[start]

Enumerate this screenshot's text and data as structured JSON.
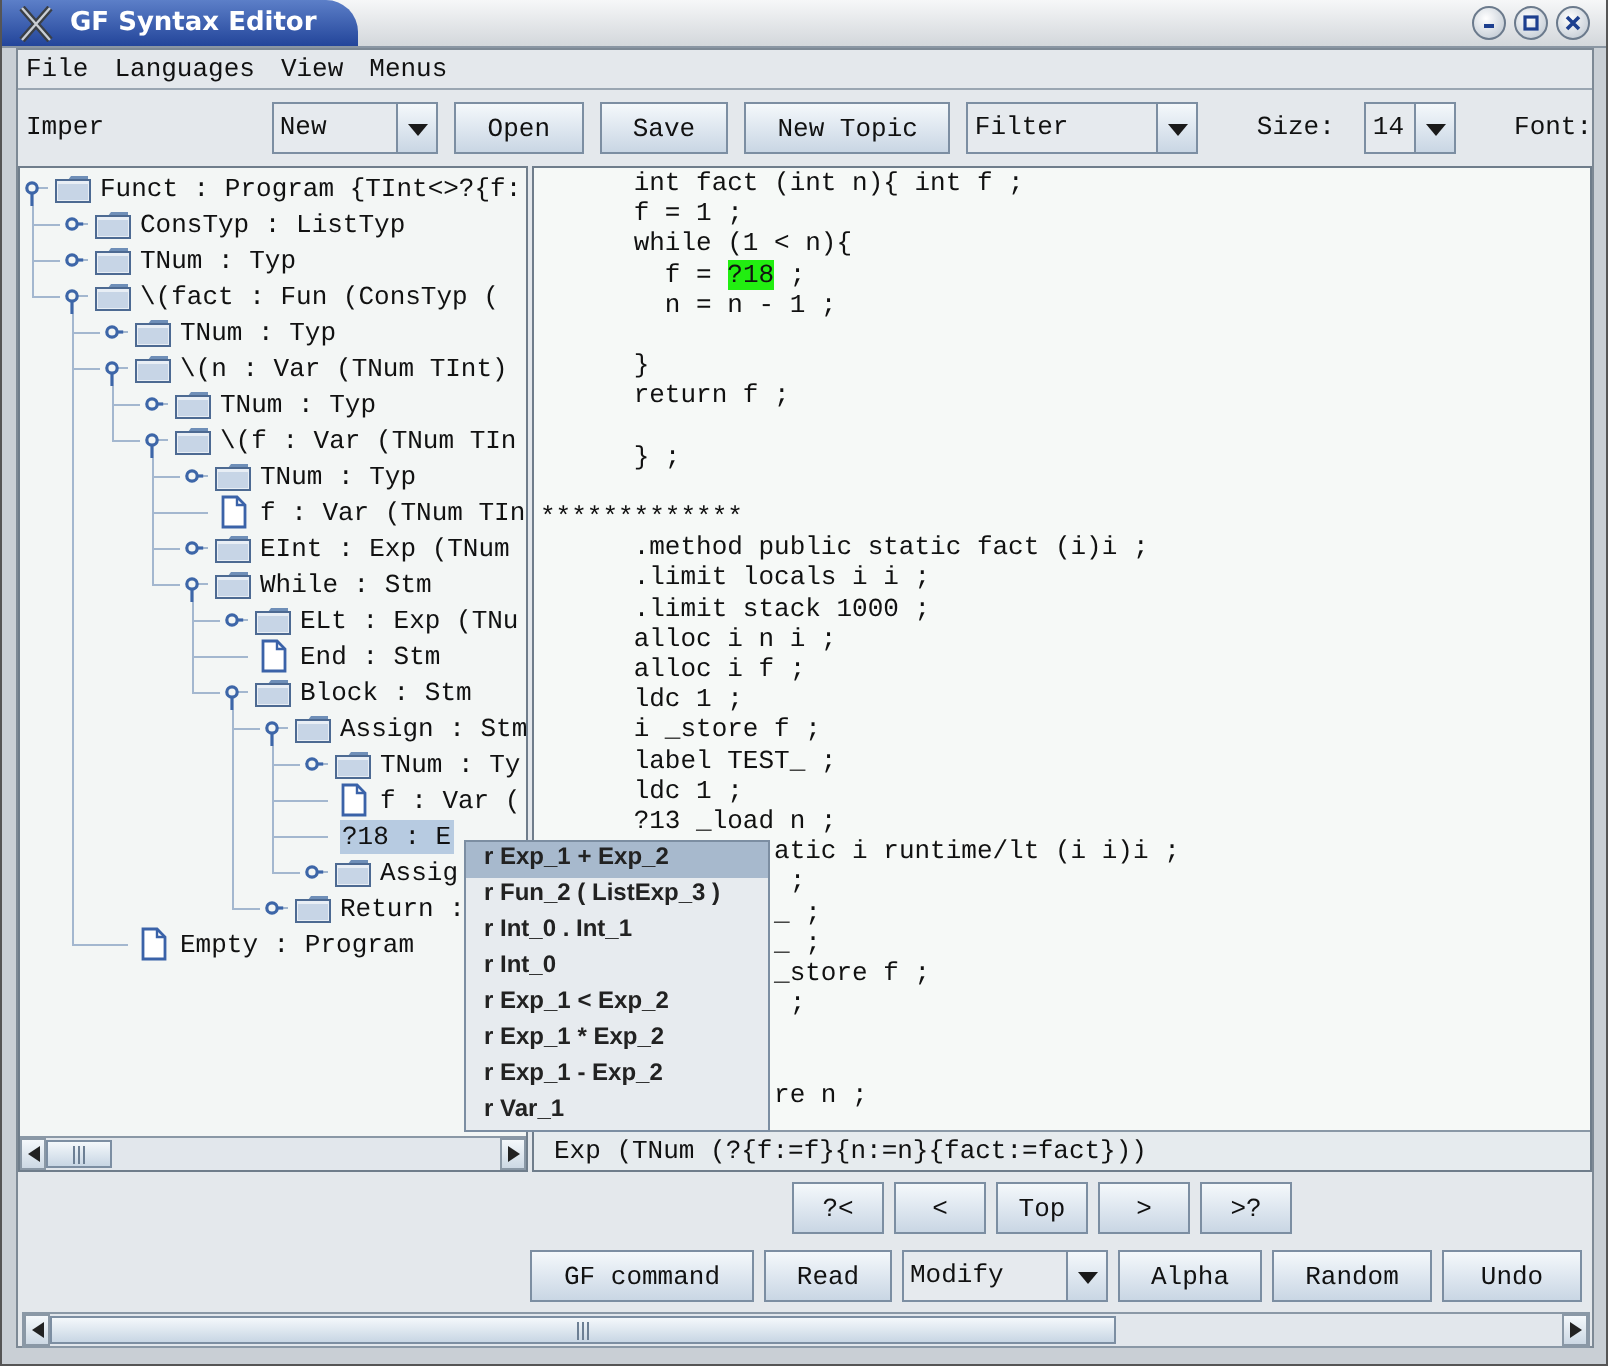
{
  "window": {
    "title": "GF Syntax Editor"
  },
  "menu": [
    "File",
    "Languages",
    "View",
    "Menus"
  ],
  "toolbar": {
    "language": "Imper",
    "new_menu": "New",
    "buttons": [
      "Open",
      "Save",
      "New Topic"
    ],
    "filter": "Filter",
    "size_label": "Size:",
    "size": "14",
    "font_label": "Font:"
  },
  "tree": [
    {
      "label": "Funct : Program {TInt<>?{f:",
      "kind": "folder",
      "expanded": true,
      "selected": false,
      "children": [
        {
          "label": "ConsTyp : ListTyp",
          "kind": "folder",
          "expanded": false,
          "selected": false
        },
        {
          "label": "TNum : Typ",
          "kind": "folder",
          "expanded": false,
          "selected": false
        },
        {
          "label": "\\(fact : Fun (ConsTyp (",
          "kind": "folder",
          "expanded": true,
          "selected": false,
          "children": [
            {
              "label": "TNum : Typ",
              "kind": "folder",
              "expanded": false,
              "selected": false
            },
            {
              "label": "\\(n : Var (TNum TInt)",
              "kind": "folder",
              "expanded": true,
              "selected": false,
              "children": [
                {
                  "label": "TNum : Typ",
                  "kind": "folder",
                  "expanded": false,
                  "selected": false
                },
                {
                  "label": "\\(f : Var (TNum TIn",
                  "kind": "folder",
                  "expanded": true,
                  "selected": false,
                  "children": [
                    {
                      "label": "TNum : Typ",
                      "kind": "folder",
                      "expanded": false,
                      "selected": false
                    },
                    {
                      "label": "f : Var (TNum TIn",
                      "kind": "leaf",
                      "selected": false
                    },
                    {
                      "label": "EInt : Exp (TNum",
                      "kind": "folder",
                      "expanded": false,
                      "selected": false
                    },
                    {
                      "label": "While : Stm",
                      "kind": "folder",
                      "expanded": true,
                      "selected": false,
                      "children": [
                        {
                          "label": "ELt : Exp (TNu",
                          "kind": "folder",
                          "expanded": false,
                          "selected": false
                        },
                        {
                          "label": "End : Stm",
                          "kind": "leaf",
                          "selected": false
                        },
                        {
                          "label": "Block : Stm",
                          "kind": "folder",
                          "expanded": true,
                          "selected": false,
                          "children": [
                            {
                              "label": "Assign : Stm",
                              "kind": "folder",
                              "expanded": true,
                              "selected": false,
                              "children": [
                                {
                                  "label": "TNum : Ty",
                                  "kind": "folder",
                                  "expanded": false,
                                  "selected": false
                                },
                                {
                                  "label": "f : Var (",
                                  "kind": "leaf",
                                  "selected": false
                                },
                                {
                                  "label": "?18 : E",
                                  "kind": "hole",
                                  "selected": true
                                },
                                {
                                  "label": "Assig",
                                  "kind": "folder",
                                  "expanded": false,
                                  "selected": false
                                }
                              ]
                            },
                            {
                              "label": "Return :",
                              "kind": "folder",
                              "expanded": false,
                              "selected": false
                            }
                          ]
                        }
                      ]
                    }
                  ]
                }
              ]
            },
            {
              "label": "Empty : Program",
              "kind": "leaf",
              "selected": false
            }
          ]
        }
      ]
    }
  ],
  "code": {
    "lines": [
      {
        "kind": "text",
        "text": "      int fact (int n){ int f ;"
      },
      {
        "kind": "text",
        "text": "      f = 1 ;"
      },
      {
        "kind": "text",
        "text": "      while (1 < n){"
      },
      {
        "kind": "marked",
        "before": "        f = ",
        "mark": "?18",
        "after": " ;"
      },
      {
        "kind": "text",
        "text": "        n = n - 1 ;"
      },
      {
        "kind": "blank"
      },
      {
        "kind": "text",
        "text": "      }"
      },
      {
        "kind": "text",
        "text": "      return f ;"
      },
      {
        "kind": "blank"
      },
      {
        "kind": "text",
        "text": "      } ;"
      },
      {
        "kind": "blank"
      },
      {
        "kind": "text",
        "text": "*************"
      },
      {
        "kind": "text",
        "text": "      .method public static fact (i)i ;"
      },
      {
        "kind": "text",
        "text": "      .limit locals i i ;"
      },
      {
        "kind": "text",
        "text": "      .limit stack 1000 ;"
      },
      {
        "kind": "text",
        "text": "      alloc i n i ;"
      },
      {
        "kind": "text",
        "text": "      alloc i f ;"
      },
      {
        "kind": "text",
        "text": "      ldc 1 ;"
      },
      {
        "kind": "text",
        "text": "      i _store f ;"
      },
      {
        "kind": "text",
        "text": "      label TEST_ ;"
      },
      {
        "kind": "text",
        "text": "      ldc 1 ;"
      },
      {
        "kind": "text",
        "text": "      ?13 _load n ;"
      },
      {
        "kind": "text",
        "text": "               atic i runtime/lt (i i)i ;"
      },
      {
        "kind": "text",
        "text": "                ;"
      },
      {
        "kind": "text",
        "text": "               _ ;"
      },
      {
        "kind": "text",
        "text": "               _ ;"
      },
      {
        "kind": "text",
        "text": "               _store f ;"
      },
      {
        "kind": "text",
        "text": "                ;"
      },
      {
        "kind": "blank"
      },
      {
        "kind": "blank"
      },
      {
        "kind": "text",
        "text": "               re n ;"
      }
    ],
    "status": "Exp (TNum (?{f:=f}{n:=n}{fact:=fact}))"
  },
  "popup": [
    {
      "label": "r Exp_1 + Exp_2",
      "selected": true
    },
    {
      "label": "r Fun_2 ( ListExp_3 )",
      "selected": false
    },
    {
      "label": "r Int_0 . Int_1",
      "selected": false
    },
    {
      "label": "r Int_0",
      "selected": false
    },
    {
      "label": "r Exp_1 < Exp_2",
      "selected": false
    },
    {
      "label": "r Exp_1 * Exp_2",
      "selected": false
    },
    {
      "label": "r Exp_1 - Exp_2",
      "selected": false
    },
    {
      "label": "r Var_1",
      "selected": false
    }
  ],
  "navigation": [
    "?<",
    "<",
    "Top",
    ">",
    ">?"
  ],
  "commands": [
    {
      "kind": "button",
      "label": "GF command"
    },
    {
      "kind": "button",
      "label": "Read"
    },
    {
      "kind": "dropdown",
      "label": "Modify"
    },
    {
      "kind": "button",
      "label": "Alpha"
    },
    {
      "kind": "button",
      "label": "Random"
    },
    {
      "kind": "button",
      "label": "Undo"
    }
  ]
}
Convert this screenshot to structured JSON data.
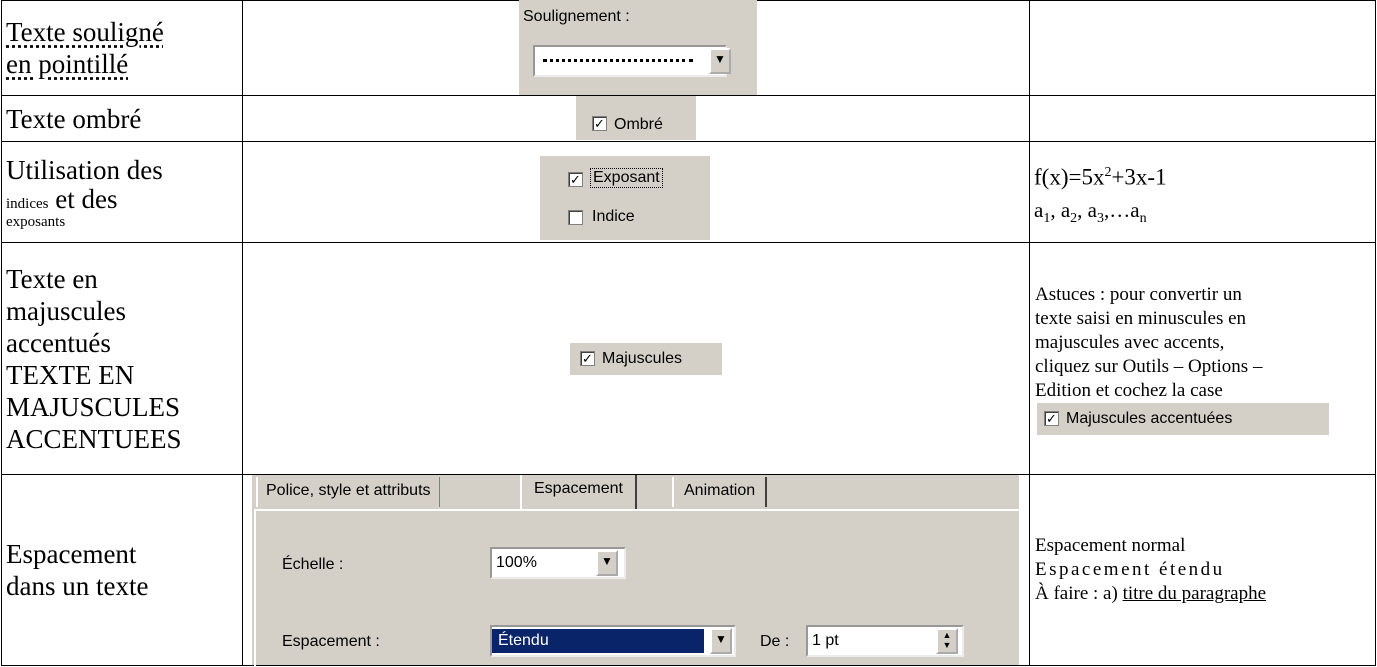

[end]

Transcribe the material exactly, and leave out whatever pictures it holds.

Enumerate this screenshot's text and data as structured JSON.
{
  "window": {
    "title": "GF Syntax Editor"
  },
  "menu": [
    "File",
    "Languages",
    "View",
    "Menus"
  ],
  "toolbar": {
    "language": "Imper",
    "new_menu": "New",
    "buttons": [
      "Open",
      "Save",
      "New Topic"
    ],
    "filter": "Filter",
    "size_label": "Size:",
    "size": "14",
    "font_label": "Font:"
  },
  "tree": [
    {
      "label": "Funct : Program {TInt<>?{f:",
      "kind": "folder",
      "expanded": true,
      "selected": false,
      "children": [
        {
          "label": "ConsTyp : ListTyp",
          "kind": "folder",
          "expanded": false,
          "selected": false
        },
        {
          "label": "TNum : Typ",
          "kind": "folder",
          "expanded": false,
          "selected": false
        },
        {
          "label": "\\(fact : Fun (ConsTyp (",
          "kind": "folder",
          "expanded": true,
          "selected": false,
          "children": [
            {
              "label": "TNum : Typ",
              "kind": "folder",
              "expanded": false,
              "selected": false
            },
            {
              "label": "\\(n : Var (TNum TInt)",
              "kind": "folder",
              "expanded": true,
              "selected": false,
              "children": [
                {
                  "label": "TNum : Typ",
                  "kind": "folder",
                  "expanded": false,
                  "selected": false
                },
                {
                  "label": "\\(f : Var (TNum TIn",
                  "kind": "folder",
                  "expanded": true,
                  "selected": false,
                  "children": [
                    {
                      "label": "TNum : Typ",
                      "kind": "folder",
                      "expanded": false,
                      "selected": false
                    },
                    {
                      "label": "f : Var (TNum TIn",
                      "kind": "leaf",
                      "selected": false
                    },
                    {
                      "label": "EInt : Exp (TNum",
                      "kind": "folder",
                      "expanded": false,
                      "selected": false
                    },
                    {
                      "label": "While : Stm",
                      "kind": "folder",
                      "expanded": true,
                      "selected": false,
                      "children": [
                        {
                          "label": "ELt : Exp (TNu",
                          "kind": "folder",
                          "expanded": false,
                          "selected": false
                        },
                        {
                          "label": "End : Stm",
                          "kind": "leaf",
                          "selected": false
                        },
                        {
                          "label": "Block : Stm",
                          "kind": "folder",
                          "expanded": true,
                          "selected": false,
                          "children": [
                            {
                              "label": "Assign : Stm",
                              "kind": "folder",
                              "expanded": true,
                              "selected": false,
                              "children": [
                                {
                                  "label": "TNum : Ty",
                                  "kind": "folder",
                                  "expanded": false,
                                  "selected": false
                                },
                                {
                                  "label": "f : Var (",
                                  "kind": "leaf",
                                  "selected": false
                                },
                                {
                                  "label": "?18 : E",
                                  "kind": "hole",
                                  "selected": true
                                },
                                {
                                  "label": "Assig",
                                  "kind": "folder",
                                  "expanded": false,
                                  "selected": false
                                }
                              ]
                            },
                            {
                              "label": "Return :",
                              "kind": "folder",
                              "expanded": false,
                              "selected": false
                            }
                          ]
                        }
                      ]
                    }
                  ]
                }
              ]
            },
            {
              "label": "Empty : Program",
              "kind": "leaf",
              "selected": false
            }
          ]
        }
      ]
    }
  ],
  "code": {
    "lines": [
      {
        "kind": "text",
        "text": "      int fact (int n){ int f ;"
      },
      {
        "kind": "text",
        "text": "      f = 1 ;"
      },
      {
        "kind": "text",
        "text": "      while (1 < n){"
      },
      {
        "kind": "marked",
        "before": "        f = ",
        "mark": "?18",
        "after": " ;"
      },
      {
        "kind": "text",
        "text": "        n = n - 1 ;"
      },
      {
        "kind": "blank"
      },
      {
        "kind": "text",
        "text": "      }"
      },
      {
        "kind": "text",
        "text": "      return f ;"
      },
      {
        "kind": "blank"
      },
      {
        "kind": "text",
        "text": "      } ;"
      },
      {
        "kind": "blank"
      },
      {
        "kind": "text",
        "text": "*************"
      },
      {
        "kind": "text",
        "text": "      .method public static fact (i)i ;"
      },
      {
        "kind": "text",
        "text": "      .limit locals i i ;"
      },
      {
        "kind": "text",
        "text": "      .limit stack 1000 ;"
      },
      {
        "kind": "text",
        "text": "      alloc i n i ;"
      },
      {
        "kind": "text",
        "text": "      alloc i f ;"
      },
      {
        "kind": "text",
        "text": "      ldc 1 ;"
      },
      {
        "kind": "text",
        "text": "      i _store f ;"
      },
      {
        "kind": "text",
        "text": "      label TEST_ ;"
      },
      {
        "kind": "text",
        "text": "      ldc 1 ;"
      },
      {
        "kind": "text",
        "text": "      ?13 _load n ;"
      },
      {
        "kind": "text",
        "text": "               atic i runtime/lt (i i)i ;"
      },
      {
        "kind": "text",
        "text": "                ;"
      },
      {
        "kind": "text",
        "text": "               _ ;"
      },
      {
        "kind": "text",
        "text": "               _ ;"
      },
      {
        "kind": "text",
        "text": "               _store f ;"
      },
      {
        "kind": "text",
        "text": "                ;"
      },
      {
        "kind": "blank"
      },
      {
        "kind": "blank"
      },
      {
        "kind": "text",
        "text": "               re n ;"
      }
    ],
    "status": "Exp (TNum (?{f:=f}{n:=n}{fact:=fact}))"
  },
  "popup": [
    {
      "label": "r Exp_1 + Exp_2",
      "selected": true
    },
    {
      "label": "r Fun_2 ( ListExp_3 )",
      "selected": false
    },
    {
      "label": "r Int_0 . Int_1",
      "selected": false
    },
    {
      "label": "r Int_0",
      "selected": false
    },
    {
      "label": "r Exp_1 < Exp_2",
      "selected": false
    },
    {
      "label": "r Exp_1 * Exp_2",
      "selected": false
    },
    {
      "label": "r Exp_1 - Exp_2",
      "selected": false
    },
    {
      "label": "r Var_1",
      "selected": false
    }
  ],
  "navigation": [
    "?<",
    "<",
    "Top",
    ">",
    ">?"
  ],
  "commands": [
    {
      "kind": "button",
      "label": "GF command"
    },
    {
      "kind": "button",
      "label": "Read"
    },
    {
      "kind": "dropdown",
      "label": "Modify"
    },
    {
      "kind": "button",
      "label": "Alpha"
    },
    {
      "kind": "button",
      "label": "Random"
    },
    {
      "kind": "button",
      "label": "Undo"
    }
  ]
}
Convert this screenshot to structured JSON data.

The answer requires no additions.